Description of the task: Listed below are entries; give the number of lines among them that include "sehingga", and only that number.

Record excerpts:
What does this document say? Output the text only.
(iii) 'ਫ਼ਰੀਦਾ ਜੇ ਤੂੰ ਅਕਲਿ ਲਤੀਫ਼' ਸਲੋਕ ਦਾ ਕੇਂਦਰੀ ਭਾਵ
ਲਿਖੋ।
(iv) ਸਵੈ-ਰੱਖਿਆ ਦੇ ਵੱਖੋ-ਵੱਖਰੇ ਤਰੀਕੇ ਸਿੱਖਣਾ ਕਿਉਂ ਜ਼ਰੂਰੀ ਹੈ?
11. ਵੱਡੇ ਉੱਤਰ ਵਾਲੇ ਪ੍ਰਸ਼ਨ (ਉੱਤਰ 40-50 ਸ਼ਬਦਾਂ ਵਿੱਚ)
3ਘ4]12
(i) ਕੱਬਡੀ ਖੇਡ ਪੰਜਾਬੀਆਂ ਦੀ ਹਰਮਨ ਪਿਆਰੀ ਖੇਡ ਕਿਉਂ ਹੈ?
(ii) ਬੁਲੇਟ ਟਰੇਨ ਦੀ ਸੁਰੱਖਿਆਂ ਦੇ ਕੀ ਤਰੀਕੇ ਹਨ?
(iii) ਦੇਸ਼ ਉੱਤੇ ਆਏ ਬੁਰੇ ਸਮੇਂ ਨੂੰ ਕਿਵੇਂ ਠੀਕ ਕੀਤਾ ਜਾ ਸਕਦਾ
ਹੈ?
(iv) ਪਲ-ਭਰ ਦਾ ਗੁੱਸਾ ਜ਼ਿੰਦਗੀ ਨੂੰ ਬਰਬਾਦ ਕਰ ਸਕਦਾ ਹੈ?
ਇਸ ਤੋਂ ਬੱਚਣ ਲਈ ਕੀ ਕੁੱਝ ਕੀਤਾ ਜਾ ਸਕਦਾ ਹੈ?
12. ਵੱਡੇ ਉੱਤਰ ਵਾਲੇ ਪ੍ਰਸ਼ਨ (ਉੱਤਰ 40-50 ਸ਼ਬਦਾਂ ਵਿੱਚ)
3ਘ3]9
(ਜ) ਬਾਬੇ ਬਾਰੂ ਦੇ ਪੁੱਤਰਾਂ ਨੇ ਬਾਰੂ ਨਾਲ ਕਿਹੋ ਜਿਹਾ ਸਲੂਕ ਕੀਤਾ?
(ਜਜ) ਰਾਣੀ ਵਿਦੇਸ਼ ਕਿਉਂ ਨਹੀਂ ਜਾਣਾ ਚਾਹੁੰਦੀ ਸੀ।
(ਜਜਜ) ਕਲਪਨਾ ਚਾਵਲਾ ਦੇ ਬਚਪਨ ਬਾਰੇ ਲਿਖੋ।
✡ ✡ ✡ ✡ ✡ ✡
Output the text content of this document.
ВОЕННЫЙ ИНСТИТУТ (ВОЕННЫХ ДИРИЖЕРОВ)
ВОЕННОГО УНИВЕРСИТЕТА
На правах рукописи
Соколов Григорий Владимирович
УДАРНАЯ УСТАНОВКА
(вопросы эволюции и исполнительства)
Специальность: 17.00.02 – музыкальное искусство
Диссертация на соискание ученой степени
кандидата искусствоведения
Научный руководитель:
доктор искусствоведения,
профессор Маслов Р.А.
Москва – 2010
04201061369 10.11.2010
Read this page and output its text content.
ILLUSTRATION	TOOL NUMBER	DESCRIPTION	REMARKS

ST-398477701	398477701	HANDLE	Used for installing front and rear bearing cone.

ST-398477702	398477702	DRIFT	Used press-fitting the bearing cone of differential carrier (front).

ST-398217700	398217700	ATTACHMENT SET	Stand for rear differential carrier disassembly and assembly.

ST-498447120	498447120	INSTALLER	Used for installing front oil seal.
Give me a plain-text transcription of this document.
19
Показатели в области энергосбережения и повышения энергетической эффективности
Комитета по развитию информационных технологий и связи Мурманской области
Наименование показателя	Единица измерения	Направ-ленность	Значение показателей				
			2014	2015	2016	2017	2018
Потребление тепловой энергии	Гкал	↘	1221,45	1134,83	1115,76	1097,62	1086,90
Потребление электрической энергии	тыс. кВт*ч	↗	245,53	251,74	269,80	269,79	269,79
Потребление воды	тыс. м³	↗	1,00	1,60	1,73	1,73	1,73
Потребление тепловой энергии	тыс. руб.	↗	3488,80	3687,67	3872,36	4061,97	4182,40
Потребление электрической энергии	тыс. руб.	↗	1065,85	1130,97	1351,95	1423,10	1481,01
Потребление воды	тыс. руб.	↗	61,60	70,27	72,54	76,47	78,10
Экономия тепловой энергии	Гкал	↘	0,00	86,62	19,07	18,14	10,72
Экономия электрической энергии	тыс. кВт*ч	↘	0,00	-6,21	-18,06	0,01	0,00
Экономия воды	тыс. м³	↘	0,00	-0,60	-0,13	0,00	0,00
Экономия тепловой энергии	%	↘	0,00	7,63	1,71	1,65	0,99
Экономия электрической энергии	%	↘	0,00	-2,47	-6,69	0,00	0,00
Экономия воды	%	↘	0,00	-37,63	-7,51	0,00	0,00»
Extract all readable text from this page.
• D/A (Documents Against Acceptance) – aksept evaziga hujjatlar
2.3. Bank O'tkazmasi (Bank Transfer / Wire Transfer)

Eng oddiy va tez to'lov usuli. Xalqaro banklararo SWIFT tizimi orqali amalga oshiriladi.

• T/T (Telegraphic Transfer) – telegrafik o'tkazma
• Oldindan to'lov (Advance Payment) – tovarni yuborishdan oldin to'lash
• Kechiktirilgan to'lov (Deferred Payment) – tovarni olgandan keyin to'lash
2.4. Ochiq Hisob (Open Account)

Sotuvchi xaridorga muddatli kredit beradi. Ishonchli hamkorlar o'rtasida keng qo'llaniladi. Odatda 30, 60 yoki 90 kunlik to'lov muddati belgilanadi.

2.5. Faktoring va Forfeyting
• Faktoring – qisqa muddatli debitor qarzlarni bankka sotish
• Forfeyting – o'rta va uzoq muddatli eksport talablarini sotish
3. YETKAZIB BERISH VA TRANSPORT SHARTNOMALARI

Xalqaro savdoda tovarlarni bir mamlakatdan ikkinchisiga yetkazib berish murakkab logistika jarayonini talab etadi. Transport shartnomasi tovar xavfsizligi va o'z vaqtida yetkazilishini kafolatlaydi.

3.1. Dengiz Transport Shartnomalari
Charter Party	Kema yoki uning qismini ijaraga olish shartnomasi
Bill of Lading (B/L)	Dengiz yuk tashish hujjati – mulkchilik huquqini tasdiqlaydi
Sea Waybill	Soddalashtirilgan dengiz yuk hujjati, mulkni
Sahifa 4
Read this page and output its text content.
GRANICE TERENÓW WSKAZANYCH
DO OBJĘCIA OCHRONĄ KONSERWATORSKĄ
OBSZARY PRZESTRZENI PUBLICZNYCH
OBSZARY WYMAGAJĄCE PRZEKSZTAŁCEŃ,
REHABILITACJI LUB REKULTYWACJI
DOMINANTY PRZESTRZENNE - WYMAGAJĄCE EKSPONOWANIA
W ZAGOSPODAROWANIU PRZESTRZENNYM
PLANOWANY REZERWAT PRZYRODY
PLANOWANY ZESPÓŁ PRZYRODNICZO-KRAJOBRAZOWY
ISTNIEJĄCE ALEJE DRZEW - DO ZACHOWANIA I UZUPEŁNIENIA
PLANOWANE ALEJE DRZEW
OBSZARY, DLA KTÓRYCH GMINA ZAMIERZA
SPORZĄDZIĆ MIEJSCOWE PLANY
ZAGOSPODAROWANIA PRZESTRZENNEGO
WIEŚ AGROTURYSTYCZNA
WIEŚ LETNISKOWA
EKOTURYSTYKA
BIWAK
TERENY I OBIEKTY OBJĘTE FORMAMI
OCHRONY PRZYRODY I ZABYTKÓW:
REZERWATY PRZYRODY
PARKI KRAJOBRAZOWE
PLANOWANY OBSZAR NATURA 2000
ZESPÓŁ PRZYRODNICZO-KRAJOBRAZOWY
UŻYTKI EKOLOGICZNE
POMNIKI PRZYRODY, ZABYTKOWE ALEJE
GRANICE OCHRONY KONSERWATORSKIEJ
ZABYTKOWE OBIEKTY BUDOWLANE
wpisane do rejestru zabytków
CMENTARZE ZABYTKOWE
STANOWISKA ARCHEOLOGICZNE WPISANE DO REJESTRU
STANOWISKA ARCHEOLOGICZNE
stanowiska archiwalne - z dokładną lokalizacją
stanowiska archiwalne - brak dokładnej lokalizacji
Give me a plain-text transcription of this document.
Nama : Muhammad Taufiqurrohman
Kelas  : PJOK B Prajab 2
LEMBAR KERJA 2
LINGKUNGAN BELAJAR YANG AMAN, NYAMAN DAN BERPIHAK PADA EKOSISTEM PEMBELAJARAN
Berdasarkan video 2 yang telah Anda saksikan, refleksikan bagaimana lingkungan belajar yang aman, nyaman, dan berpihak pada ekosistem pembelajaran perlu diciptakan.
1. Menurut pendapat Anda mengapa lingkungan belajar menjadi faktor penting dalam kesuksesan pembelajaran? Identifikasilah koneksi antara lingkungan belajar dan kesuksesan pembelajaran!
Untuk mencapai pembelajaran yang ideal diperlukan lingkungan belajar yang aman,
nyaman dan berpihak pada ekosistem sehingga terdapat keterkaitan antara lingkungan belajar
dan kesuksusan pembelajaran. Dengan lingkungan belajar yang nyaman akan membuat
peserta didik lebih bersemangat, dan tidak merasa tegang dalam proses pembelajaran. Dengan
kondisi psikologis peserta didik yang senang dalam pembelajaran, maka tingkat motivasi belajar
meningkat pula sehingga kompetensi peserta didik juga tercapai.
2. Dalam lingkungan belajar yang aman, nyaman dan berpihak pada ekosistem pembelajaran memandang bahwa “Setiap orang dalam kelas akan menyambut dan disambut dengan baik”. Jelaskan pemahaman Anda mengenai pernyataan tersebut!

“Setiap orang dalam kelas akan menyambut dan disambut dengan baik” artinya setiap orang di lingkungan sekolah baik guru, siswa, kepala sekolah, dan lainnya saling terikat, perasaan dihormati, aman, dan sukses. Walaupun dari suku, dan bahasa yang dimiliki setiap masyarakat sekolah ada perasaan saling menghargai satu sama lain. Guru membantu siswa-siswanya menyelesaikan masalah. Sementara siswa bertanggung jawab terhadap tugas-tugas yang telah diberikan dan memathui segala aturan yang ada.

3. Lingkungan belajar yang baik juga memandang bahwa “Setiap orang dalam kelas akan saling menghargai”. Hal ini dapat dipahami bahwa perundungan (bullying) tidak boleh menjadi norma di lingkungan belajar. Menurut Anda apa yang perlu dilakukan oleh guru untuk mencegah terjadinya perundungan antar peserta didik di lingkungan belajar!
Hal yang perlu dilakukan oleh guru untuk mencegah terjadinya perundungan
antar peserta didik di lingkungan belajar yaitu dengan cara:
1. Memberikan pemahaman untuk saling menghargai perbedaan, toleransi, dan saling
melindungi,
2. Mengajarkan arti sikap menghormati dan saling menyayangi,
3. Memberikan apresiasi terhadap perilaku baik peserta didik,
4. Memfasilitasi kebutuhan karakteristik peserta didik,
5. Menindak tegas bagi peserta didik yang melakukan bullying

Result of this exercise: 2